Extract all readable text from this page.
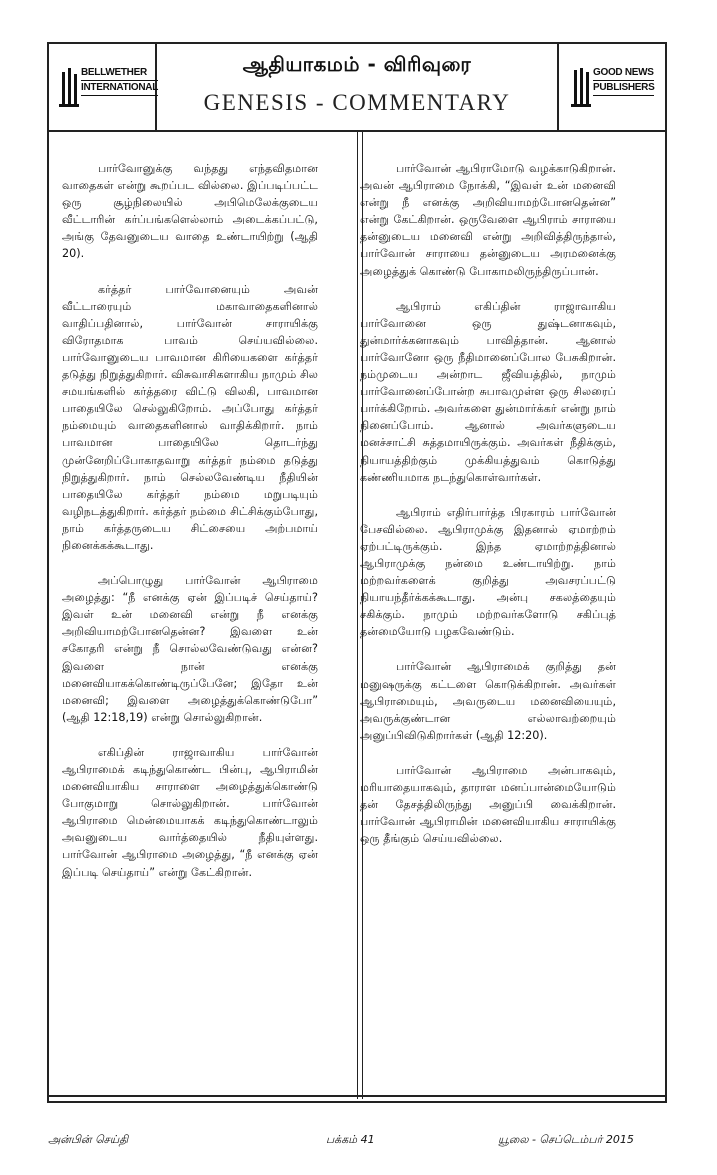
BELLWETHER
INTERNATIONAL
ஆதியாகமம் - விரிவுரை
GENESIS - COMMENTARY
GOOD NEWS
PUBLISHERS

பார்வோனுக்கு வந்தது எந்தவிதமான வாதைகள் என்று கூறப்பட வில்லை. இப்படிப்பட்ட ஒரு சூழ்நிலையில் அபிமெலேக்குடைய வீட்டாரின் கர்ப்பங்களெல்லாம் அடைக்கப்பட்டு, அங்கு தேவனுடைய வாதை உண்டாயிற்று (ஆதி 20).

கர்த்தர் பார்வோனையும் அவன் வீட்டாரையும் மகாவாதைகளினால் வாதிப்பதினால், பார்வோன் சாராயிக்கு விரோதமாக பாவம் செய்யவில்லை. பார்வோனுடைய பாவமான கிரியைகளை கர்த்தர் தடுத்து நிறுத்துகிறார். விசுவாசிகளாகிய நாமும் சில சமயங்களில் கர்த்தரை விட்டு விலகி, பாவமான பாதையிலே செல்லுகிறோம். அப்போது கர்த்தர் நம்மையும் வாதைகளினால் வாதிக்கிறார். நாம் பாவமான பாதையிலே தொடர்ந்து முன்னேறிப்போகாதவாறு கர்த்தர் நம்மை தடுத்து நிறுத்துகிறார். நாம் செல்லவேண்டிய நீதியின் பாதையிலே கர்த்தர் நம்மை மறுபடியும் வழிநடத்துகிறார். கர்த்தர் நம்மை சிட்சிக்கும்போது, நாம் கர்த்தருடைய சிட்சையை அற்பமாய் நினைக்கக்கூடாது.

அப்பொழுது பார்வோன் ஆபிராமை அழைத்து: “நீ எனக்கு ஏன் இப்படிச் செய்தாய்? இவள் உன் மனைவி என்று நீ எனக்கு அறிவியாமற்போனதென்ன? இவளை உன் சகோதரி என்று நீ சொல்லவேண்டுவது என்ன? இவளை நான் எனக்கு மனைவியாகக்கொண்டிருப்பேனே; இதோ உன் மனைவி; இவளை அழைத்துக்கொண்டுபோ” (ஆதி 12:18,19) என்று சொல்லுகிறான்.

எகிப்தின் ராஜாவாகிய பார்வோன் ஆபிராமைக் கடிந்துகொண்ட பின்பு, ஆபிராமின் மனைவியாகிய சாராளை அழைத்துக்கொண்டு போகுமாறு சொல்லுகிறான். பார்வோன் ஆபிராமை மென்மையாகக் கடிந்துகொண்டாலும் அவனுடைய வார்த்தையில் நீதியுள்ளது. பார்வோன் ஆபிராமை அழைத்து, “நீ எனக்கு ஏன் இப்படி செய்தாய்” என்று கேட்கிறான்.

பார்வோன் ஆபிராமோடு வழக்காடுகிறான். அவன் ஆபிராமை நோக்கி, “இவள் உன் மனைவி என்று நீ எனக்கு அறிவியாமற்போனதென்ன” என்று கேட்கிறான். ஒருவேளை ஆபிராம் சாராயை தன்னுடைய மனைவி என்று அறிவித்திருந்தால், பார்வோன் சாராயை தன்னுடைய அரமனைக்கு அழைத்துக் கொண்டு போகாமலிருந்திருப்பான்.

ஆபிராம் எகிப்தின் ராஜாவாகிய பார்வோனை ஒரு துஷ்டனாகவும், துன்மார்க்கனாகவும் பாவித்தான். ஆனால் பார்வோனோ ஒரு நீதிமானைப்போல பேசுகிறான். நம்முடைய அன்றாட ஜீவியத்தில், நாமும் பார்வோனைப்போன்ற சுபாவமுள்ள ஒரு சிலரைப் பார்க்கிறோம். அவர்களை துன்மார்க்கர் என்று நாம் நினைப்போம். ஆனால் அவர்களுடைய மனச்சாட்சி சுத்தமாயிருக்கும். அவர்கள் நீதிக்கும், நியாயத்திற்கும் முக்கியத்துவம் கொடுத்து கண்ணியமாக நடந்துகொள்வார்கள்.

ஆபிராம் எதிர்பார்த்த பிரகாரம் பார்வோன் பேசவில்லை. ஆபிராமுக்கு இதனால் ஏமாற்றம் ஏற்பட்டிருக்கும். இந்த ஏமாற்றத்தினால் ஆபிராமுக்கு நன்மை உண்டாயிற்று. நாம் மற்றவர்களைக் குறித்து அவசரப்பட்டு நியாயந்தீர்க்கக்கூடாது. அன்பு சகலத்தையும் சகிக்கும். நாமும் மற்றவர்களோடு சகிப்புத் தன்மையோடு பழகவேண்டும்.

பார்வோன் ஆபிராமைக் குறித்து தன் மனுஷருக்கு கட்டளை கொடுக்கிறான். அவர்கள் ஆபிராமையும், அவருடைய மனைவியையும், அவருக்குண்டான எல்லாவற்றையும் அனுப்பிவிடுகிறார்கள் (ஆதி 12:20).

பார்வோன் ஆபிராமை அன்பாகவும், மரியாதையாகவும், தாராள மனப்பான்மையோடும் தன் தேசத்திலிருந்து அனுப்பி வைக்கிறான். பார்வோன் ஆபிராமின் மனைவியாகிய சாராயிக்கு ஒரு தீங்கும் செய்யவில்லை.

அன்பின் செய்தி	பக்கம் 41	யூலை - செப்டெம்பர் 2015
• • • •
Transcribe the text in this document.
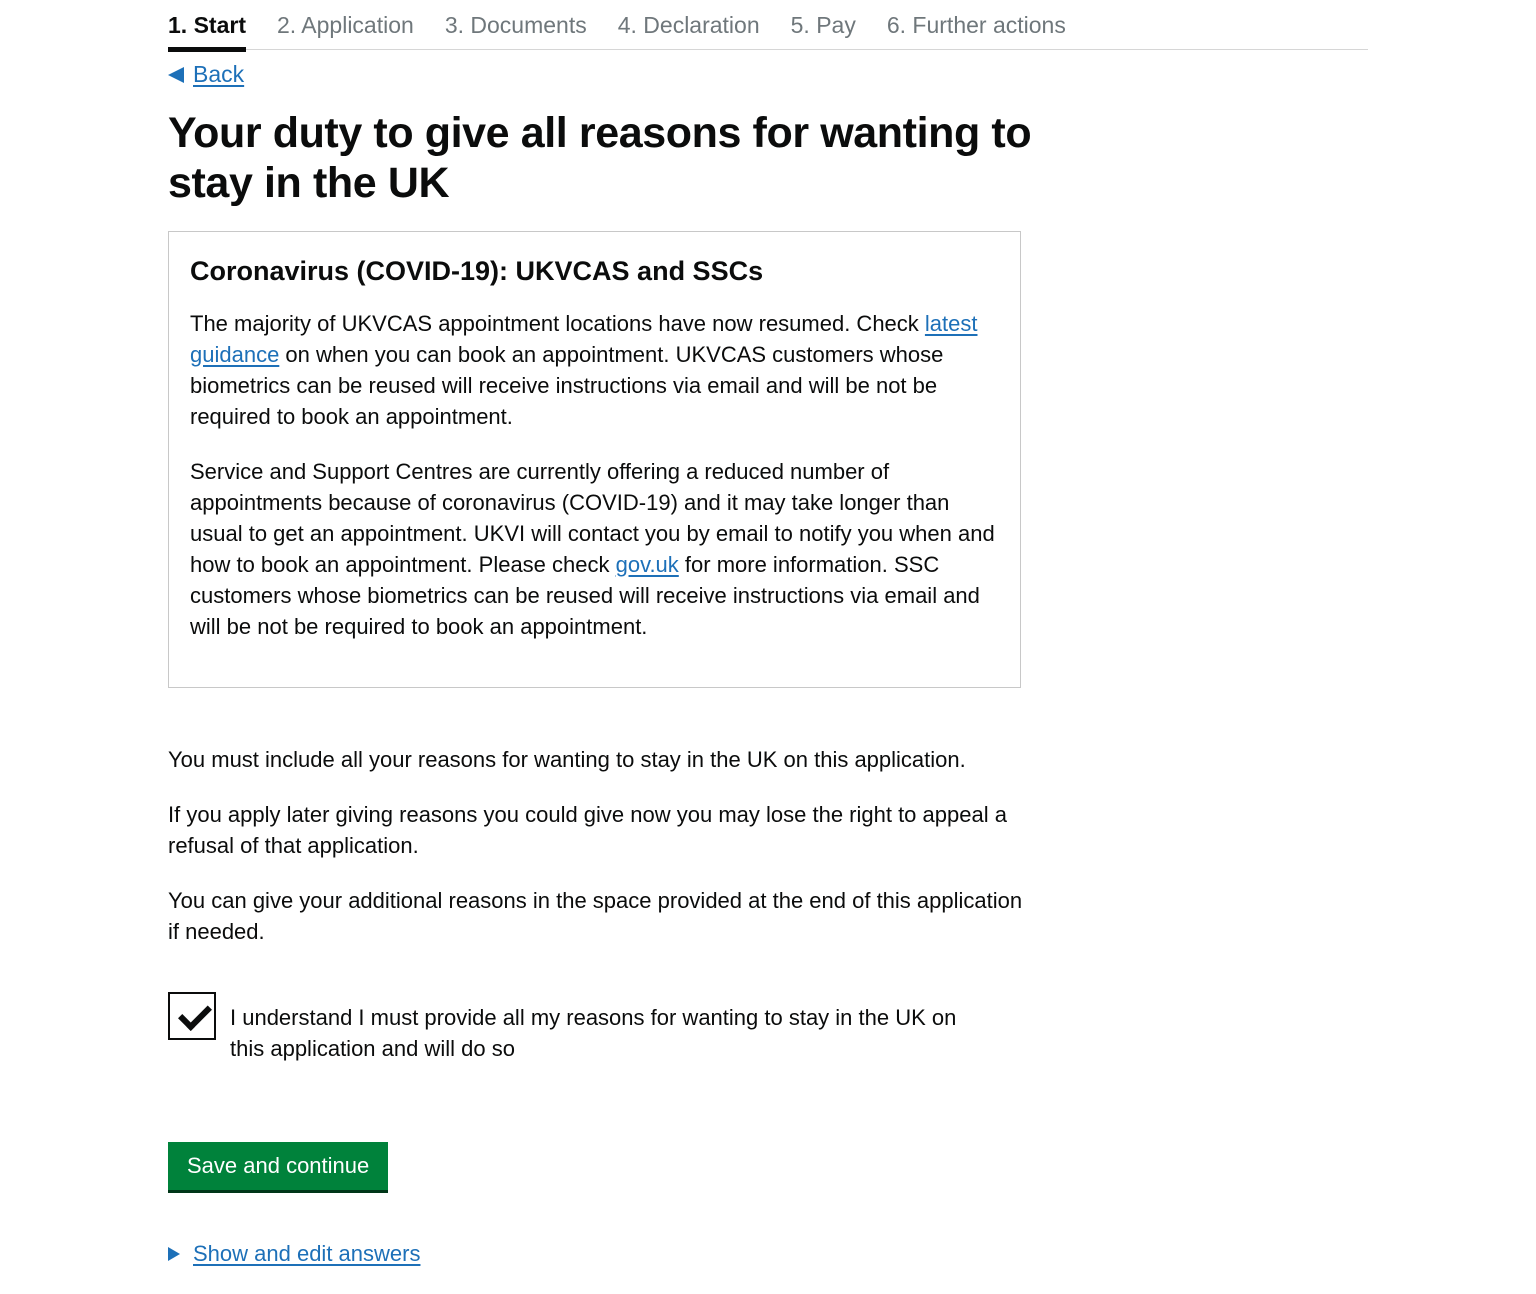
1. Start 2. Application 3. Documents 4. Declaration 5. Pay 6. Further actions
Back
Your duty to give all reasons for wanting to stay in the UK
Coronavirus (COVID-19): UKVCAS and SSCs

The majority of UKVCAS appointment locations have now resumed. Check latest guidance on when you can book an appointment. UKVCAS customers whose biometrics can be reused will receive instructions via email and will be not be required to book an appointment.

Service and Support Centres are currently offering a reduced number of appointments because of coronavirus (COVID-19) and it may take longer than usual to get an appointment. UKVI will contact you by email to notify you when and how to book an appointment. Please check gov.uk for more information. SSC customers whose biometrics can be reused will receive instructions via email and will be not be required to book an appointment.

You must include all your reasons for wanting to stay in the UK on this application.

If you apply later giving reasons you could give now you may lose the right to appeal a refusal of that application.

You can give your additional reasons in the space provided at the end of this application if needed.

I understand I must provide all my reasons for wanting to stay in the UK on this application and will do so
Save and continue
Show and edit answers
• • • •
### WHAT THE TASK ASKS
Looking at the data above, give the number of lines that include "UKVCAS"; add nothing else.

### RESULT FOR THIS TASK
2